Written task:
Exactly reproduce each line of the listing that follows.
****************
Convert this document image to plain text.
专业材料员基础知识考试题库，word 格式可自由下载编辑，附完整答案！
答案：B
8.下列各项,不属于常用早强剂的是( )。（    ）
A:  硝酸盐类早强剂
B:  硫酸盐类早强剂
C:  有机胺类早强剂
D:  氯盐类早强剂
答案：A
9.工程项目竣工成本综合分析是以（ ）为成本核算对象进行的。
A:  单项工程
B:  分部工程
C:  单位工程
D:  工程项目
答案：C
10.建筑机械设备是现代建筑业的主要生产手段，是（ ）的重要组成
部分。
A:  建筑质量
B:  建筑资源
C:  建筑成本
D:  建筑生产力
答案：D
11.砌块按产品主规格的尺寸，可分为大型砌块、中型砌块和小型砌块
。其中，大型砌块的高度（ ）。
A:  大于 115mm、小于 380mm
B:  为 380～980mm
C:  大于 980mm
****************
Completed task:
Convert this document image to plain text.
专业材料员基础知识考试题库，word 格式可自由下载编辑，附完整答案！
答案：B
8.下列各项,不属于常用早强剂的是( )。（    ）
A:  硝酸盐类早强剂
B:  硫酸盐类早强剂
C:  有机胺类早强剂
D:  氯盐类早强剂
答案：A
9.工程项目竣工成本综合分析是以（ ）为成本核算对象进行的。
A:  单项工程
B:  分部工程
C:  单位工程
D:  工程项目
答案：C
10.建筑机械设备是现代建筑业的主要生产手段，是（ ）的重要组成
部分。
A:  建筑质量
B:  建筑资源
C:  建筑成本
D:  建筑生产力
答案：D
11.砌块按产品主规格的尺寸，可分为大型砌块、中型砌块和小型砌块
。其中，大型砌块的高度（ ）。
A:  大于 115mm、小于 380mm
B:  为 380～980mm
C:  大于 980mm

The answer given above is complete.